* **Set problem**
What is the count of lines that hold the word "gusta"? Give only the number.

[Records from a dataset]
## Start
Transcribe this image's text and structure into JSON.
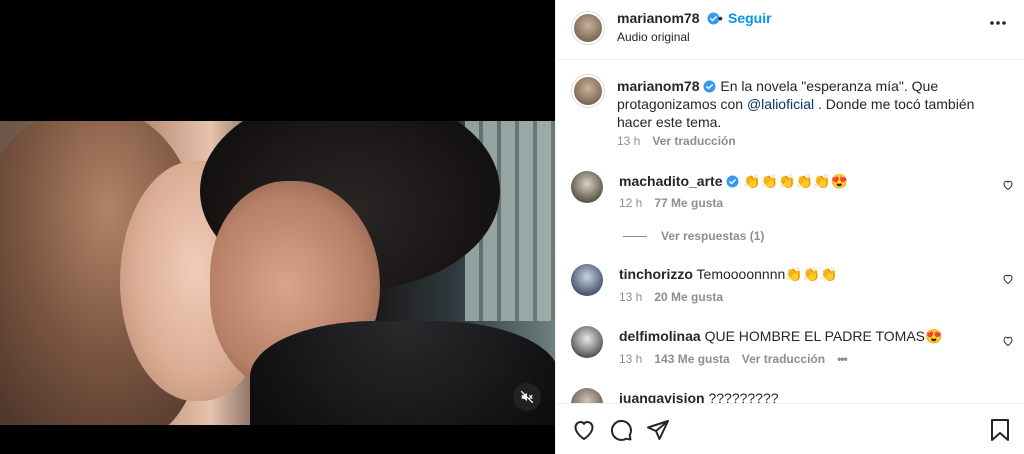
{
  "post": {
    "author": "marianom78",
    "follow_label": "Seguir",
    "dot": "•",
    "audio": "Audio original"
  },
  "caption": {
    "author": "marianom78",
    "text_before": "En la novela \"esperanza mía\". Que protagonizamos con ",
    "mention": "@lalioficial",
    "text_after": " . Donde me tocó también hacer este tema.",
    "time": "13 h",
    "translate": "Ver traducción"
  },
  "comments": [
    {
      "user": "machadito_arte",
      "verified": true,
      "text": "👏👏👏👏👏😍",
      "time": "12 h",
      "likes": "77 Me gusta",
      "replies": "Ver respuestas (1)"
    },
    {
      "user": "tinchorizzo",
      "verified": false,
      "text": "Temoooonnnn👏👏👏",
      "time": "13 h",
      "likes": "20 Me gusta"
    },
    {
      "user": "delfimolinaa",
      "verified": false,
      "text": "QUE HOMBRE EL PADRE TOMAS😍",
      "time": "13 h",
      "likes": "143 Me gusta",
      "translate": "Ver traducción",
      "more": "•••"
    },
    {
      "user": "juangavision",
      "verified": false,
      "text": "?????????"
    }
  ],
  "colors": {
    "accent": "#0095f6",
    "verified": "#3897f0",
    "mention": "#00376b"
  }
}
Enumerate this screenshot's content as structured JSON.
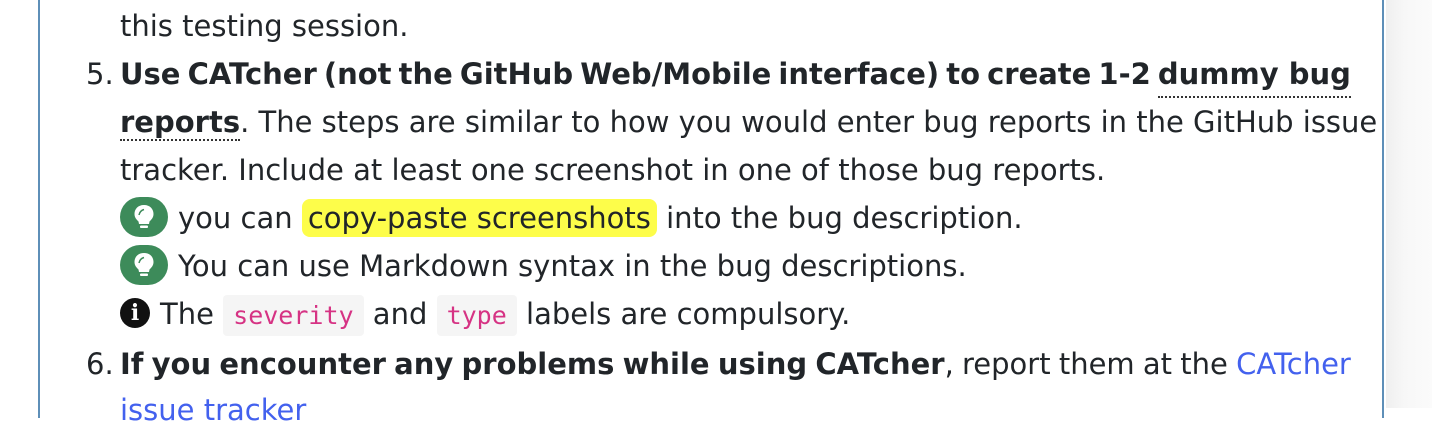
{
  "prev_line": "this testing session.",
  "item5": {
    "number": "5.",
    "w1": "Use",
    "w2": "CATcher",
    "w3": "(not",
    "w4": "the",
    "w5": "GitHub",
    "w6": "Web/Mobile",
    "w7": "interface)",
    "w8": "to",
    "w9": "create",
    "w10": "1-2",
    "w11": "dummy bug",
    "line2_bold": "reports",
    "line2_rest": ". The steps are similar to how you would enter bug reports in the GitHub issue",
    "line3": "tracker. Include at least one screenshot in one of those bug reports.",
    "tip1_pre": "you can",
    "tip1_highlight": "copy-paste screenshots",
    "tip1_post": "into the bug description.",
    "tip2": "You can use Markdown syntax in the bug descriptions.",
    "info_pre": "The",
    "code1": "severity",
    "info_mid": "and",
    "code2": "type",
    "info_post": "labels are compulsory."
  },
  "item6": {
    "number": "6.",
    "b1": "If",
    "b2": "you",
    "b3": "encounter",
    "b4": "any",
    "b5": "problems",
    "b6": "while",
    "b7": "using",
    "b8": "CATcher",
    "r1": ",",
    "r2": "report",
    "r3": "them",
    "r4": "at",
    "r5": "the",
    "link": "CATcher",
    "line2_link": "issue tracker"
  },
  "icons": {
    "tip": "lightbulb-icon",
    "info": "info-icon"
  },
  "colors": {
    "tip_bg": "#3d8b5a",
    "highlight": "#fdfd4a",
    "code_text": "#d63384",
    "link": "#4361ee",
    "border": "#5e8fb8"
  }
}
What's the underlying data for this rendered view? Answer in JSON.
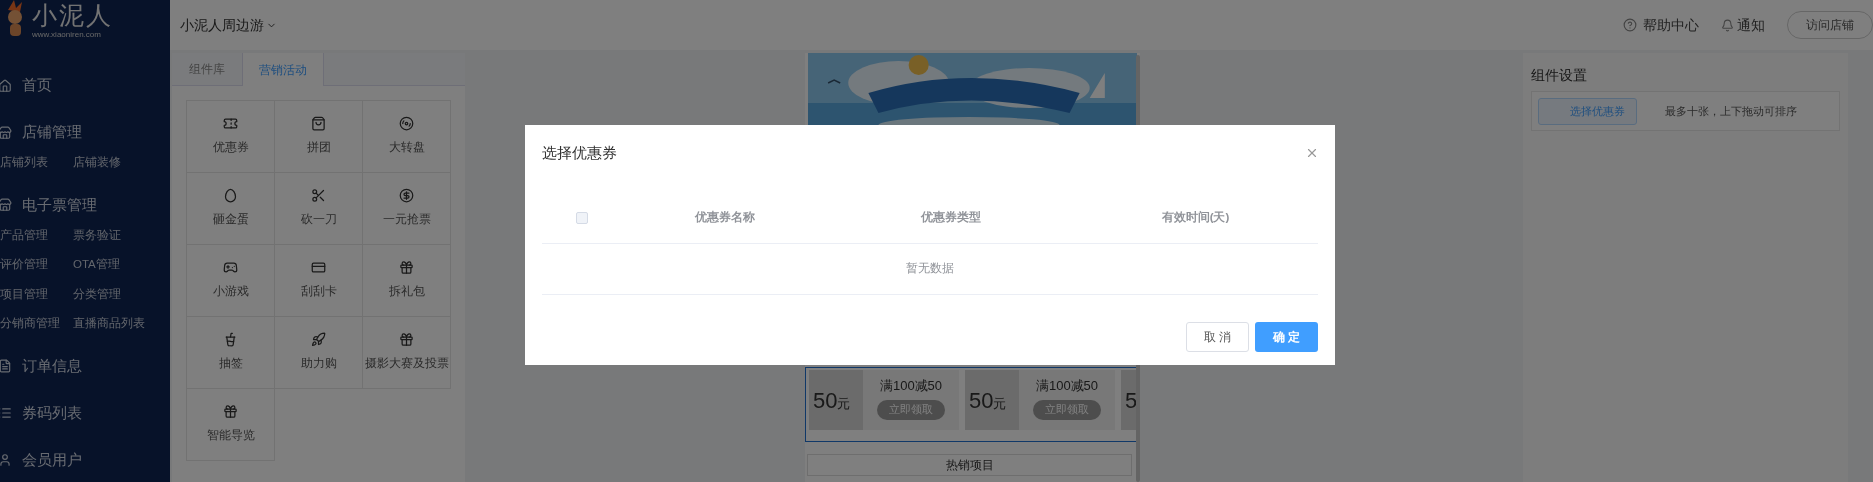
## End
* **Solved problem**
3